» **Task goal**: Can you transcribe every record below exactly as it appears?

Entries taken from a collection:
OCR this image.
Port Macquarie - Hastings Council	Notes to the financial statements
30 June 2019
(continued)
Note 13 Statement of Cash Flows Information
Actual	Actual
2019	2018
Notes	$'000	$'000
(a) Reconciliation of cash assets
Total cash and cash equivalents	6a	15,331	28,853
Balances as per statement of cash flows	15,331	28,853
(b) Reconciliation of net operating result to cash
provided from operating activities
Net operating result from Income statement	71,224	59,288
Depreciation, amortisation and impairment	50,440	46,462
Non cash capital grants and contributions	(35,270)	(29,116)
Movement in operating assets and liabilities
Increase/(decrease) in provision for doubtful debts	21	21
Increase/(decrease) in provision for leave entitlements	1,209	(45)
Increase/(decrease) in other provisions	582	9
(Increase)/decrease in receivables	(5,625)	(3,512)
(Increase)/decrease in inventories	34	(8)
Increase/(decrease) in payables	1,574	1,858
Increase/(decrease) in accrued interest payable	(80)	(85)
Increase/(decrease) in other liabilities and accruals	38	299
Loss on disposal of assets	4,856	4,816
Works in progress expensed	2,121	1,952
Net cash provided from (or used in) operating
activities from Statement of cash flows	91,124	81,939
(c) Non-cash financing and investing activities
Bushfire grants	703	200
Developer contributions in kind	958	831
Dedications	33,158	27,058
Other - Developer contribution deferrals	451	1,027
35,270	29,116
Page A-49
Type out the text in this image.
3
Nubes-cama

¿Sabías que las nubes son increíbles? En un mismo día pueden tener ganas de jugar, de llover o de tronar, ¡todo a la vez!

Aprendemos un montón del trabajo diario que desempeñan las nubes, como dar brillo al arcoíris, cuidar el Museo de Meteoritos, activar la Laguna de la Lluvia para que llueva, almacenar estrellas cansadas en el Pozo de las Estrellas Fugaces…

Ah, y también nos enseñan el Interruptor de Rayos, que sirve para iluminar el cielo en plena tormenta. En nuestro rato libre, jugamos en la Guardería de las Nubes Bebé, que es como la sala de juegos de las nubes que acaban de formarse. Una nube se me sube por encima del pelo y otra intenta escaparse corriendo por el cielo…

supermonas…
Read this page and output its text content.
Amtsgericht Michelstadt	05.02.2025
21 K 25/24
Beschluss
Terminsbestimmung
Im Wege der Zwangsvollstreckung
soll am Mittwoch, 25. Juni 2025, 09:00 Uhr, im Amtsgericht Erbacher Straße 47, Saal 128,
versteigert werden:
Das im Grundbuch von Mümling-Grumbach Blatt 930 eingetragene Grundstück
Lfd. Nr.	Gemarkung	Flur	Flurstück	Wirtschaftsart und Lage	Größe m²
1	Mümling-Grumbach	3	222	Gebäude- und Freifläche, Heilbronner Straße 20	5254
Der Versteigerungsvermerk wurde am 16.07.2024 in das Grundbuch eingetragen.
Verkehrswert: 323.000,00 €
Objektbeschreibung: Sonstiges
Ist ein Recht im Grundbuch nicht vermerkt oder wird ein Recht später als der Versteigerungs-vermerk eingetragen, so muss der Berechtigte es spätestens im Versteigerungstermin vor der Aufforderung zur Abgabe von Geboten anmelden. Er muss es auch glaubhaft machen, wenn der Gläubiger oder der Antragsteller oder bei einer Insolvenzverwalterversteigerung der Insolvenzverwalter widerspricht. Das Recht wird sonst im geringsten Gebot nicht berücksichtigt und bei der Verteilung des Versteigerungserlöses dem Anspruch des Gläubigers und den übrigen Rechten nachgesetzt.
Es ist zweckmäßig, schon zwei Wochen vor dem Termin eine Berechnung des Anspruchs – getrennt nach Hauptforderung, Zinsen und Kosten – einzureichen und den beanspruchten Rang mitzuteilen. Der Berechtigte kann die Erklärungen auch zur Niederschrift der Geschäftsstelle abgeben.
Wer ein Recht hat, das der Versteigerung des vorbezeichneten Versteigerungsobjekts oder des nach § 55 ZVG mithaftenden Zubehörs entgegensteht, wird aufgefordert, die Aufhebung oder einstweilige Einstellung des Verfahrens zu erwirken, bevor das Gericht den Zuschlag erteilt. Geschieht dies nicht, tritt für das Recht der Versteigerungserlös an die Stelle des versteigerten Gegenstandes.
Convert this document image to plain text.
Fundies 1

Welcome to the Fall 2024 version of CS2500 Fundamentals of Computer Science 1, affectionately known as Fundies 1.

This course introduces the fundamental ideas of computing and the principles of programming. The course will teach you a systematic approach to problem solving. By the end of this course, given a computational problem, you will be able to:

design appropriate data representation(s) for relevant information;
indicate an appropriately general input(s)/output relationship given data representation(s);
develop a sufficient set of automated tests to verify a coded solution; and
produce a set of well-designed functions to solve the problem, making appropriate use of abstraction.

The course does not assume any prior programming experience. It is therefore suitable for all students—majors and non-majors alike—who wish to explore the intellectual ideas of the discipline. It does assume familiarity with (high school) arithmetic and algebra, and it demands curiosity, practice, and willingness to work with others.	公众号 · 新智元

» **Task result**:
OCR this image.
Port Macquarie - Hastings Council	Notes to the financial statements
30 June 2019
(continued)
Note 13 Statement of Cash Flows Information
Actual	Actual
2019	2018
Notes	$'000	$'000
(a) Reconciliation of cash assets
Total cash and cash equivalents	6a	15,331	28,853
Balances as per statement of cash flows	15,331	28,853
(b) Reconciliation of net operating result to cash
provided from operating activities
Net operating result from Income statement	71,224	59,288
Depreciation, amortisation and impairment	50,440	46,462
Non cash capital grants and contributions	(35,270)	(29,116)
Movement in operating assets and liabilities
Increase/(decrease) in provision for doubtful debts	21	21
Increase/(decrease) in provision for leave entitlements	1,209	(45)
Increase/(decrease) in other provisions	582	9
(Increase)/decrease in receivables	(5,625)	(3,512)
(Increase)/decrease in inventories	34	(8)
Increase/(decrease) in payables	1,574	1,858
Increase/(decrease) in accrued interest payable	(80)	(85)
Increase/(decrease) in other liabilities and accruals	38	299
Loss on disposal of assets	4,856	4,816
Works in progress expensed	2,121	1,952
Net cash provided from (or used in) operating
activities from Statement of cash flows	91,124	81,939
(c) Non-cash financing and investing activities
Bushfire grants	703	200
Developer contributions in kind	958	831
Dedications	33,158	27,058
Other - Developer contribution deferrals	451	1,027
35,270	29,116
Page A-49
Type out the text in this image.
3
Nubes-cama

¿Sabías que las nubes son increíbles? En un mismo día pueden tener ganas de jugar, de llover o de tronar, ¡todo a la vez!

Aprendemos un montón del trabajo diario que desempeñan las nubes, como dar brillo al arcoíris, cuidar el Museo de Meteoritos, activar la Laguna de la Lluvia para que llueva, almacenar estrellas cansadas en el Pozo de las Estrellas Fugaces…

Ah, y también nos enseñan el Interruptor de Rayos, que sirve para iluminar el cielo en plena tormenta. En nuestro rato libre, jugamos en la Guardería de las Nubes Bebé, que es como la sala de juegos de las nubes que acaban de formarse. Una nube se me sube por encima del pelo y otra intenta escaparse corriendo por el cielo…

supermonas…
Read this page and output its text content.
Amtsgericht Michelstadt	05.02.2025
21 K 25/24
Beschluss
Terminsbestimmung
Im Wege der Zwangsvollstreckung
soll am Mittwoch, 25. Juni 2025, 09:00 Uhr, im Amtsgericht Erbacher Straße 47, Saal 128,
versteigert werden:
Das im Grundbuch von Mümling-Grumbach Blatt 930 eingetragene Grundstück
Lfd. Nr.	Gemarkung	Flur	Flurstück	Wirtschaftsart und Lage	Größe m²
1	Mümling-Grumbach	3	222	Gebäude- und Freifläche, Heilbronner Straße 20	5254
Der Versteigerungsvermerk wurde am 16.07.2024 in das Grundbuch eingetragen.
Verkehrswert: 323.000,00 €
Objektbeschreibung: Sonstiges
Ist ein Recht im Grundbuch nicht vermerkt oder wird ein Recht später als der Versteigerungs-vermerk eingetragen, so muss der Berechtigte es spätestens im Versteigerungstermin vor der Aufforderung zur Abgabe von Geboten anmelden. Er muss es auch glaubhaft machen, wenn der Gläubiger oder der Antragsteller oder bei einer Insolvenzverwalterversteigerung der Insolvenzverwalter widerspricht. Das Recht wird sonst im geringsten Gebot nicht berücksichtigt und bei der Verteilung des Versteigerungserlöses dem Anspruch des Gläubigers und den übrigen Rechten nachgesetzt.
Es ist zweckmäßig, schon zwei Wochen vor dem Termin eine Berechnung des Anspruchs – getrennt nach Hauptforderung, Zinsen und Kosten – einzureichen und den beanspruchten Rang mitzuteilen. Der Berechtigte kann die Erklärungen auch zur Niederschrift der Geschäftsstelle abgeben.
Wer ein Recht hat, das der Versteigerung des vorbezeichneten Versteigerungsobjekts oder des nach § 55 ZVG mithaftenden Zubehörs entgegensteht, wird aufgefordert, die Aufhebung oder einstweilige Einstellung des Verfahrens zu erwirken, bevor das Gericht den Zuschlag erteilt. Geschieht dies nicht, tritt für das Recht der Versteigerungserlös an die Stelle des versteigerten Gegenstandes.
Convert this document image to plain text.
Fundies 1

Welcome to the Fall 2024 version of CS2500 Fundamentals of Computer Science 1, affectionately known as Fundies 1.

This course introduces the fundamental ideas of computing and the principles of programming. The course will teach you a systematic approach to problem solving. By the end of this course, given a computational problem, you will be able to:

design appropriate data representation(s) for relevant information;
indicate an appropriately general input(s)/output relationship given data representation(s);
develop a sufficient set of automated tests to verify a coded solution; and
produce a set of well-designed functions to solve the problem, making appropriate use of abstraction.

The course does not assume any prior programming experience. It is therefore suitable for all students—majors and non-majors alike—who wish to explore the intellectual ideas of the discipline. It does assume familiarity with (high school) arithmetic and algebra, and it demands curiosity, practice, and willingness to work with others.	公众号 · 新智元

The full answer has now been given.